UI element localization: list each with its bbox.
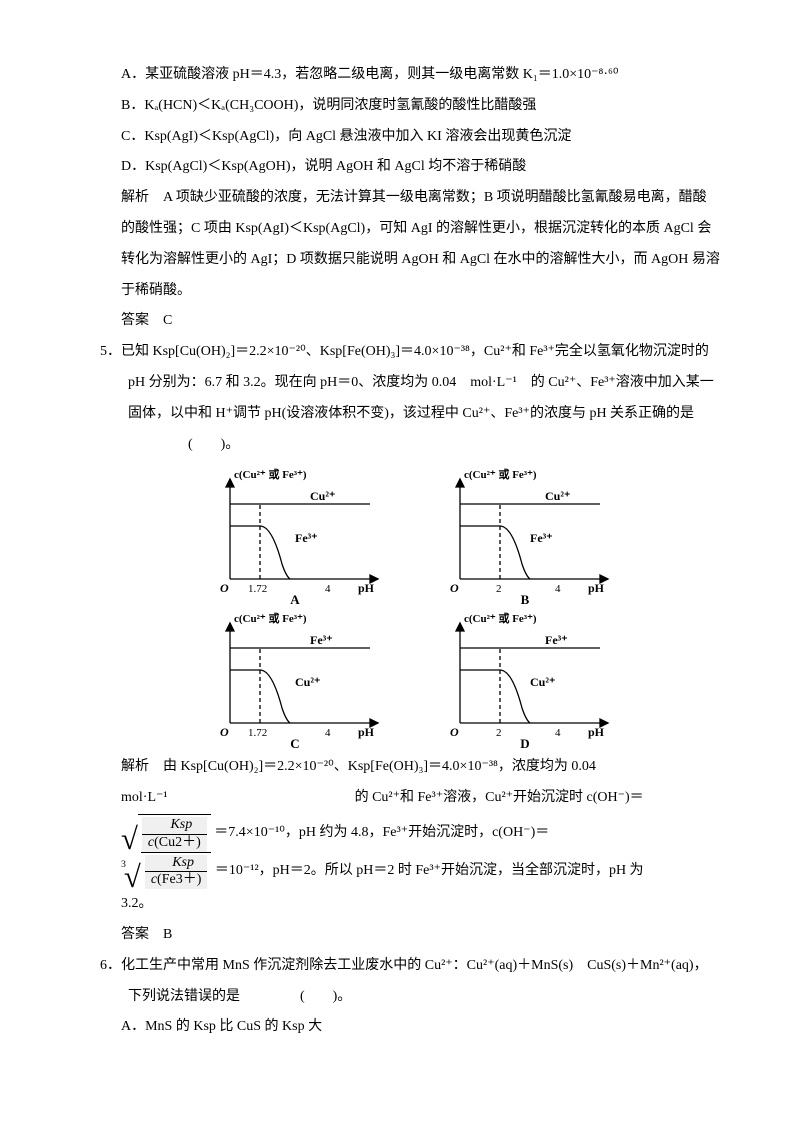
q5-chart-b: O 2 4 pH c(Cu²⁺ 或 Fe³⁺) Cu²⁺ Fe³⁺ B: [430, 464, 620, 604]
sqrt-icon: √: [124, 865, 141, 890]
q5-paren: ( )。: [188, 437, 239, 452]
q5-expl-formula1: √ Ksp c(Cu2＋) ＝7.4×10⁻¹⁰，pH 约为 4.8，Fe³⁺开…: [100, 814, 720, 852]
svg-text:A: A: [290, 592, 300, 604]
svg-text:O: O: [450, 581, 459, 595]
svg-text:c(Cu²⁺ 或 Fe³⁺): c(Cu²⁺ 或 Fe³⁺): [234, 611, 307, 625]
svg-text:Cu²⁺: Cu²⁺: [310, 489, 335, 503]
svg-text:Fe³⁺: Fe³⁺: [530, 531, 553, 545]
q5-expl-mid1: 的 Cu²⁺和 Fe³⁺溶液，Cu²⁺开始沉淀时 c(OH⁻)＝: [355, 790, 644, 805]
ksp-label-2: Ksp: [145, 855, 208, 873]
svg-text:Fe³⁺: Fe³⁺: [310, 633, 333, 647]
q4-answer: 答案 C: [100, 306, 720, 337]
q5-chart-a: O 1.72 4 pH c(Cu²⁺ 或 Fe³⁺) Cu²⁺ Fe³⁺ A: [200, 464, 390, 604]
svg-text:4: 4: [555, 583, 561, 595]
svg-text:pH: pH: [358, 725, 375, 739]
ksp-label-1: Ksp: [142, 817, 207, 835]
svg-text:4: 4: [325, 727, 331, 739]
svg-text:pH: pH: [588, 725, 605, 739]
svg-text:O: O: [450, 725, 459, 739]
svg-text:C: C: [290, 736, 299, 748]
q5-eq2-tail: 3.2。: [100, 889, 720, 920]
q6-number: 6．: [100, 958, 121, 973]
q5-figure-row1: O 1.72 4 pH c(Cu²⁺ 或 Fe³⁺) Cu²⁺ Fe³⁺ A O…: [100, 464, 720, 604]
svg-text:O: O: [220, 581, 229, 595]
q5-figure-row2: O 1.72 4 pH c(Cu²⁺ 或 Fe³⁺) Fe³⁺ Cu²⁺ C O…: [100, 608, 720, 748]
q5-chart-d: O 2 4 pH c(Cu²⁺ 或 Fe³⁺) Fe³⁺ Cu²⁺ D: [430, 608, 620, 748]
svg-text:c(Cu²⁺ 或 Fe³⁺): c(Cu²⁺ 或 Fe³⁺): [464, 467, 537, 481]
q4-option-d: D．Ksp(AgCl)＜Ksp(AgOH)，说明 AgOH 和 AgCl 均不溶…: [100, 152, 720, 183]
q5-stem: 5．已知 Ksp[Cu(OH)₂]＝2.2×10⁻²⁰、Ksp[Fe(OH)₃]…: [100, 337, 720, 460]
svg-text:Cu²⁺: Cu²⁺: [295, 675, 320, 689]
q4-explanation: 解析 A 项缺少亚硫酸的浓度，无法计算其一级电离常数；B 项说明醋酸比氢氰酸易电…: [100, 183, 720, 306]
svg-text:Cu²⁺: Cu²⁺: [545, 489, 570, 503]
svg-text:Fe³⁺: Fe³⁺: [295, 531, 318, 545]
q4-option-a: A．某亚硫酸溶液 pH＝4.3，若忽略二级电离，则其一级电离常数 K₁＝1.0×…: [100, 60, 720, 91]
den-cu: c(Cu2＋): [142, 835, 207, 852]
svg-text:D: D: [520, 736, 529, 748]
q5-answer: 答案 B: [100, 920, 720, 951]
q5-expl-line2: mol·L⁻¹ 的 Cu²⁺和 Fe³⁺溶液，Cu²⁺开始沉淀时 c(OH⁻)＝: [100, 783, 720, 814]
q6-paren: ( )。: [300, 989, 351, 1004]
q5-chart-c: O 1.72 4 pH c(Cu²⁺ 或 Fe³⁺) Fe³⁺ Cu²⁺ C: [200, 608, 390, 748]
svg-text:O: O: [220, 725, 229, 739]
q5-eq1-val: ＝7.4×10⁻¹⁰，pH 约为 4.8，Fe³⁺开始沉淀时，c(OH⁻)＝: [214, 825, 549, 840]
svg-text:2: 2: [496, 583, 502, 595]
q5-expl-unit: mol·L⁻¹: [121, 790, 168, 805]
svg-text:Cu²⁺: Cu²⁺: [530, 675, 555, 689]
svg-text:1.72: 1.72: [248, 583, 267, 595]
svg-text:c(Cu²⁺ 或 Fe³⁺): c(Cu²⁺ 或 Fe³⁺): [464, 611, 537, 625]
q6-stem-text: 化工生产中常用 MnS 作沉淀剂除去工业废水中的 Cu²⁺：Cu²⁺(aq)＋M…: [121, 958, 708, 1004]
svg-text:1.72: 1.72: [248, 727, 267, 739]
q5-eq2-val: ＝10⁻¹²，pH＝2。所以 pH＝2 时 Fe³⁺开始沉淀，当全部沉淀时，pH…: [215, 863, 644, 878]
q6-option-a: A．MnS 的 Ksp 比 CuS 的 Ksp 大: [100, 1012, 720, 1043]
svg-text:pH: pH: [358, 581, 375, 595]
q4-option-c: C．Ksp(AgI)＜Ksp(AgCl)，向 AgCl 悬浊液中加入 KI 溶液…: [100, 122, 720, 153]
den-fe: c(Fe3＋): [145, 872, 208, 889]
svg-text:c(Cu²⁺ 或 Fe³⁺): c(Cu²⁺ 或 Fe³⁺): [234, 467, 307, 481]
svg-text:B: B: [521, 592, 530, 604]
svg-text:pH: pH: [588, 581, 605, 595]
svg-text:4: 4: [325, 583, 331, 595]
svg-text:Fe³⁺: Fe³⁺: [545, 633, 568, 647]
sqrt-icon: √: [121, 827, 138, 852]
q4-option-b: B．Kₐ(HCN)＜Kₐ(CH₃COOH)，说明同浓度时氢氰酸的酸性比醋酸强: [100, 91, 720, 122]
svg-text:4: 4: [555, 727, 561, 739]
q5-expl-formula2: 3 √ Ksp c(Fe3＋) ＝10⁻¹²，pH＝2。所以 pH＝2 时 Fe…: [100, 852, 720, 890]
svg-text:2: 2: [496, 727, 502, 739]
q6-stem: 6．化工生产中常用 MnS 作沉淀剂除去工业废水中的 Cu²⁺：Cu²⁺(aq)…: [100, 951, 720, 1013]
q5-stem-text: 已知 Ksp[Cu(OH)₂]＝2.2×10⁻²⁰、Ksp[Fe(OH)₃]＝4…: [121, 344, 714, 421]
q5-number: 5．: [100, 344, 121, 359]
q5-expl-line1: 解析 由 Ksp[Cu(OH)₂]＝2.2×10⁻²⁰、Ksp[Fe(OH)₃]…: [100, 752, 720, 783]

┄┄┄┄┄┄┄┄┄┄

→ **What is being asked**
Render everything in the records from the line containing "q5-chart-b: O 2" down to the line containing "337, 720, 460]", both included, as a numbered list, omitting any blank lines.

→ **Result for this exercise**
1. q5-chart-b: O 2 4 pH c(Cu²⁺ 或 Fe³⁺) Cu²⁺ Fe³⁺ B: [430, 464, 620, 604]
2. sqrt-icon: √: [124, 865, 141, 890]
3. q5-paren: ( )。: [188, 437, 239, 452]
4. q5-expl-formula1: √ Ksp c(Cu2＋) ＝7.4×10⁻¹⁰，pH 约为 4.8，Fe³⁺开…: [100, 814, 720, 852]
5. svg-text:A: A: [290, 592, 300, 604]
6. svg-text:O: O: [450, 581, 459, 595]
7. svg-text:c(Cu²⁺ 或 Fe³⁺): c(Cu²⁺ 或 Fe³⁺): [234, 611, 307, 625]
8. svg-text:Cu²⁺: Cu²⁺: [310, 489, 335, 503]
9. svg-text:Fe³⁺: Fe³⁺: [530, 531, 553, 545]
10. q5-expl-mid1: 的 Cu²⁺和 Fe³⁺溶液，Cu²⁺开始沉淀时 c(OH⁻)＝: [355, 790, 644, 805]
11. ksp-label-2: Ksp: [145, 855, 208, 873]
12. svg-text:Fe³⁺: Fe³⁺: [310, 633, 333, 647]
13. q4-answer: 答案 C: [100, 306, 720, 337]
14. q5-chart-a: O 1.72 4 pH c(Cu²⁺ 或 Fe³⁺) Cu²⁺ Fe³⁺ A: [200, 464, 390, 604]
15. svg-text:4: 4: [555, 583, 561, 595]
16. svg-text:pH: pH: [358, 725, 375, 739]
17. ksp-label-1: Ksp: [142, 817, 207, 835]
18. svg-text:4: 4: [325, 727, 331, 739]
19. svg-text:pH: pH: [588, 725, 605, 739]
20. svg-text:O: O: [450, 725, 459, 739]
21. svg-text:C: C: [290, 736, 299, 748]
22. q5-eq2-tail: 3.2。: [100, 889, 720, 920]
23. q6-number: 6．: [100, 958, 121, 973]
24. q5-figure-row1: O 1.72 4 pH c(Cu²⁺ 或 Fe³⁺) Cu²⁺ Fe³⁺ A O…: [100, 464, 720, 604]
25. svg-text:O: O: [220, 581, 229, 595]
26. q5-figure-row2: O 1.72 4 pH c(Cu²⁺ 或 Fe³⁺) Fe³⁺ Cu²⁺ C O…: [100, 608, 720, 748]
27. q5-chart-d: O 2 4 pH c(Cu²⁺ 或 Fe³⁺) Fe³⁺ Cu²⁺ D: [430, 608, 620, 748]
28. svg-text:c(Cu²⁺ 或 Fe³⁺): c(Cu²⁺ 或 Fe³⁺): [464, 467, 537, 481]
29. q4-option-d: D．Ksp(AgCl)＜Ksp(AgOH)，说明 AgOH 和 AgCl 均不溶…: [100, 152, 720, 183]
30. q5-stem: 5．已知 Ksp[Cu(OH)₂]＝2.2×10⁻²⁰、Ksp[Fe(OH)₃]…: [100, 337, 720, 460]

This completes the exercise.